# Conjunto de tarefas:
(1) No texto sobre Borges, o paraíso é comparado a que lugar?
(2) Traduza para o inglês esta frase do texto sobre Borges: "O paraíso é uma espécie de biblioteca, falava Jorge Luis Borges, colocando esses espaços, o templo dos livros, como sinônimo de transcendência."
(3) Devolva, sem nenhuma alteração, o trecho do texto sobre Borges que começa em "O paraíso é" e vai até "deixado de enxergar.", incluindo essas palavras.

# Bloco de texto:
'''
Alberto Manguel. Crédito: Ana Obiols

Por Ney Anderson

O paraíso é uma espécie de biblioteca, falava Jorge Luis Borges, colocando esses espaços, o templo dos livros, como sinônimo de transcendência. Afinal de contas, a ideia de paraíso é justamente o contrário do lugar efêmero no qual a humanidade está “instalada”, ocupando por um certo período esse espaço-tempo que inevitavelmente acabará um dia para cada um de nós.

Então, imaginar a expansão das (melhores) experiências que adquirimos, de forma ininterrupta é, de fato, uma maravilhosa utopia, uma fantasia prazerosa, que Borges gostava de alimentar. A ideia do autor argentino, claro, carregava um tom de melancolia, porque, mesmo para um leitor compulsivo como ele, era (é) humanamente impossível ler tudo o que ele queria ler, sobretudo depois dele ter deixado de enxergar.
'''
# Entradas armazenadas:
'''
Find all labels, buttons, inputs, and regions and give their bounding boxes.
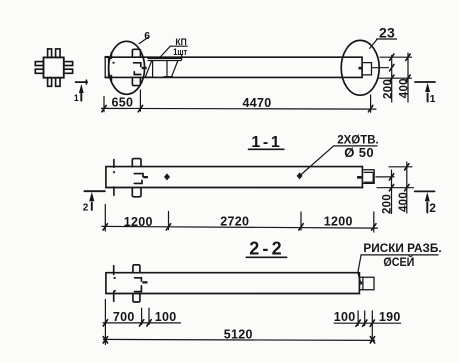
dim extension 2-2 x141 (141, 308, 143, 324)
bottom anchor stub (132, 77, 140, 85)
dim extension 1-1 x301 (300, 212, 302, 230)
console KP bottom mid (164, 76, 173, 78)
svg-text:2: 2 (83, 203, 89, 214)
svg-text:1200: 1200 (324, 214, 353, 228)
column end plate left (105, 57, 108, 78)
section marker 1 left bar (76, 80, 88, 84)
tick 200 a (390, 65, 394, 71)
label bar 2xotv (334, 145, 377, 147)
riska dash 1-1 bottom (113, 187, 115, 195)
tick 1-1 b (166, 224, 170, 230)
tick 700 b (139, 320, 143, 326)
section marker 1 left shaft (80, 94, 82, 101)
dim extension 2-2 x105 (104, 300, 106, 345)
dim extension 1-1 x105 (104, 205, 106, 232)
console KP end tick (181, 55, 183, 61)
embedded bracket upper 1-1 (134, 174, 143, 177)
section marker 1 right arrow (425, 83, 430, 92)
dim extension 1-1 x374 (373, 212, 375, 232)
cross-section right stub b (64, 69, 73, 73)
dim line 1-1 (102, 226, 378, 228)
svg-text:700: 700 (113, 310, 135, 324)
leader to label 6 (139, 37, 148, 43)
tick 5120 left b (103, 337, 107, 343)
riska dash 2-2 top (113, 266, 115, 275)
cross-section right stub a (64, 62, 73, 66)
embedded bracket upper 2-2 (135, 278, 142, 281)
column 2-2 right end (358, 273, 360, 294)
tick 700 a (103, 320, 107, 326)
column top edge (105, 56, 362, 58)
tick 400 1-1 a (405, 164, 409, 170)
svg-text:5120: 5120 (224, 327, 253, 341)
tick r190 b (370, 320, 374, 326)
top anchor stub 2-2 (133, 265, 140, 273)
tick 200 b (390, 75, 394, 81)
tick 650 b (138, 105, 142, 111)
dim line 200 1-1 (391, 170, 393, 214)
riska dot right top view (359, 67, 363, 70)
inner bracket tenon 1-1 (364, 172, 373, 182)
title 2-2 underline (246, 256, 286, 258)
tick 1-1 d (372, 224, 376, 230)
cross-section left stub a (35, 62, 43, 66)
column 1-1 left end (105, 167, 107, 188)
dot 1-1 (113, 171, 115, 173)
dim line 200 top view (391, 56, 393, 103)
tick 5120 right a (370, 337, 374, 343)
detail ellipse 23 (341, 40, 379, 95)
extension line center right (372, 67, 388, 69)
section marker 1 right bar (415, 81, 435, 83)
svg-text:1шт: 1шт (173, 47, 187, 57)
bottom anchor stub 1-1 (132, 188, 141, 197)
extension line bottom right (379, 77, 412, 79)
console KP left diagonal (145, 61, 152, 78)
dim line top view (102, 107, 377, 110)
svg-text:200: 200 (381, 194, 393, 214)
extension line top right (380, 56, 412, 58)
column 1-1 bottom edge (106, 187, 363, 189)
cross-section top stub a (48, 49, 52, 58)
riska dot 1-1 right (357, 176, 361, 179)
right tenon 1-1 (362, 170, 374, 184)
embedded plate bracket lower (134, 72, 141, 75)
svg-text:23: 23 (379, 25, 395, 41)
svg-text:1200: 1200 (124, 215, 153, 229)
dot 2-2 upper (114, 277, 116, 279)
tick 4470 b (368, 105, 372, 111)
extension center 1-1 right (376, 176, 394, 178)
svg-text:РИСКИ РАЗБ.: РИСКИ РАЗБ. (363, 241, 441, 255)
console KP right diagonal (171, 61, 178, 78)
embedded thick dash 1-1 (143, 176, 148, 178)
KP leader (159, 46, 170, 58)
svg-text:400: 400 (398, 192, 410, 212)
svg-text:6: 6 (144, 30, 150, 42)
riska dash 1-1 top (113, 160, 115, 168)
right tenon top view (363, 63, 372, 75)
section marker 2 right arrow (425, 192, 430, 201)
svg-text:4470: 4470 (242, 96, 271, 110)
label 23 underline (377, 38, 397, 40)
tick 400 b (406, 75, 410, 81)
tick r100 b (363, 320, 367, 326)
dim extension 650 right (139, 90, 141, 111)
svg-text:100: 100 (155, 310, 177, 324)
dim extension 2-2 x149 (148, 308, 150, 324)
dim extension 2-2 x358 (357, 311, 359, 326)
tick 200 top (390, 54, 394, 60)
tenon inner line 2-2 (362, 277, 364, 290)
embedded thick dash 2-2 (142, 281, 147, 283)
title 1-1 underline (249, 148, 284, 150)
leader 2 holes (300, 146, 334, 176)
cross-section top stub b (56, 49, 60, 58)
cross-section bottom stub a (48, 78, 52, 87)
tick 650 a (102, 105, 106, 111)
column 2-2 bottom edge (106, 293, 360, 295)
riski underline (361, 254, 438, 256)
riska dash 2-2 bottom (113, 292, 115, 301)
tick 1-1 c (299, 224, 303, 230)
svg-text:2: 2 (429, 201, 436, 215)
embedded plate thick dash (142, 67, 147, 69)
dim extension 2-2 x364 (364, 311, 366, 326)
detail ellipse 6 (109, 41, 145, 94)
section marker 1 left arrow (79, 84, 84, 93)
console KP mid leg (166, 61, 168, 77)
console KP left leg (152, 61, 154, 78)
section marker 2 left arrow (89, 192, 94, 201)
section marker 2 left shaft (91, 202, 93, 210)
riska dash bottom left (110, 75, 112, 81)
tick 5120 left a (103, 337, 107, 343)
console KP top bar (148, 58, 181, 60)
dim extension 2-2 x372 (371, 311, 373, 340)
dim extension 4470 right (370, 95, 372, 112)
svg-text:ØСЕЙ: ØСЕЙ (383, 256, 414, 269)
svg-text:Ø 50: Ø 50 (344, 145, 374, 160)
dot in column (113, 62, 115, 64)
dim extension 650 left (103, 97, 105, 112)
svg-text:400: 400 (399, 78, 411, 98)
embedded bracket lower 2-2 (135, 286, 142, 292)
console KP bottom left (145, 76, 153, 78)
tick 100 b (147, 320, 151, 326)
svg-text:1: 1 (74, 93, 79, 103)
tick 200 1-1 b (389, 185, 393, 191)
dim line 400 1-1 (406, 162, 408, 213)
cross-section bottom stub b (56, 78, 60, 87)
column right end line (361, 57, 363, 77)
svg-text:200: 200 (382, 79, 394, 99)
svg-text:2720: 2720 (220, 215, 249, 229)
tick r100 a (356, 320, 360, 326)
riska dash top left (110, 52, 112, 58)
column 2-2 left end (105, 273, 107, 294)
tick 5120 right b (370, 337, 374, 343)
svg-text:1-1: 1-1 (251, 134, 282, 151)
tick 400 a (406, 54, 410, 60)
column 1-1 right end (361, 167, 363, 188)
embedded plate bracket upper (134, 63, 141, 67)
top anchor stub 1-1 (132, 159, 141, 167)
leader to label 23 (370, 39, 378, 48)
section marker 2 left bar (84, 190, 105, 192)
extension top 1-1 right (389, 166, 412, 168)
svg-text:1: 1 (430, 93, 436, 105)
cross-section left stub b (35, 69, 43, 73)
dim line 700-100 (103, 322, 181, 324)
embedded bracket lower 1-1 (134, 180, 142, 183)
right tenon 2-2 (359, 277, 374, 290)
top anchor stub (132, 49, 140, 57)
tick 200 1-1 a (389, 174, 393, 180)
column bottom edge (105, 76, 362, 78)
tick 1-1 a (103, 224, 107, 230)
section marker 2 right bar (415, 190, 435, 192)
dim line 100-190 (334, 322, 400, 324)
dot 2-2 lower (114, 290, 116, 292)
extension bottom 1-1 right (377, 187, 414, 189)
bottom anchor stub 2-2 (133, 294, 140, 303)
riska dot 2-2 right (359, 281, 363, 284)
riski leader (358, 255, 361, 281)
svg-text:2-2: 2-2 (249, 239, 285, 259)
hole diamond right (297, 172, 303, 179)
hole diamond left (164, 173, 170, 180)
dim extension 1-1 x168 (168, 212, 170, 230)
svg-text:190: 190 (379, 310, 401, 324)
svg-text:100: 100 (334, 310, 356, 324)
tick 400 1-1 b (405, 185, 409, 191)
column 2-2 top edge (106, 272, 360, 274)
dim line 400 top view (407, 53, 409, 102)
KP fraction bar (170, 45, 187, 47)
column 1-1 top edge (106, 166, 363, 168)
section marker 2 right shaft (426, 203, 428, 213)
section marker 1 right shaft (427, 93, 429, 101)
cross-section symbol square (44, 57, 64, 77)
dim line 5120 (104, 339, 375, 340)
svg-text:650: 650 (112, 96, 134, 110)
'''
# Respostas do exercício:
(1) A uma biblioteca.

(2) Paradise is a kind of library, Jorge Luis Borges used to say, placing these spaces, the temple of books, as a synonym for transcendence.

(3)
O paraíso é uma espécie de biblioteca, falava Jorge Luis Borges, colocando esses espaços, o templo dos livros, como sinônimo de transcendência. Afinal de contas, a ideia de paraíso é justamente o contrário do lugar efêmero no qual a humanidade está “instalada”, ocupando por um certo período esse espaço-tempo que inevitavelmente acabará um dia para cada um de nós.

Então, imaginar a expansão das (melhores) experiências que adquirimos, de forma ininterrupta é, de fato, uma maravilhosa utopia, uma fantasia prazerosa, que Borges gostava de alimentar. A ideia do autor argentino, claro, carregava um tom de melancolia, porque, mesmo para um leitor compulsivo como ele, era (é) humanamente impossível ler tudo o que ele queria ler, sobretudo depois dele ter deixado de enxergar.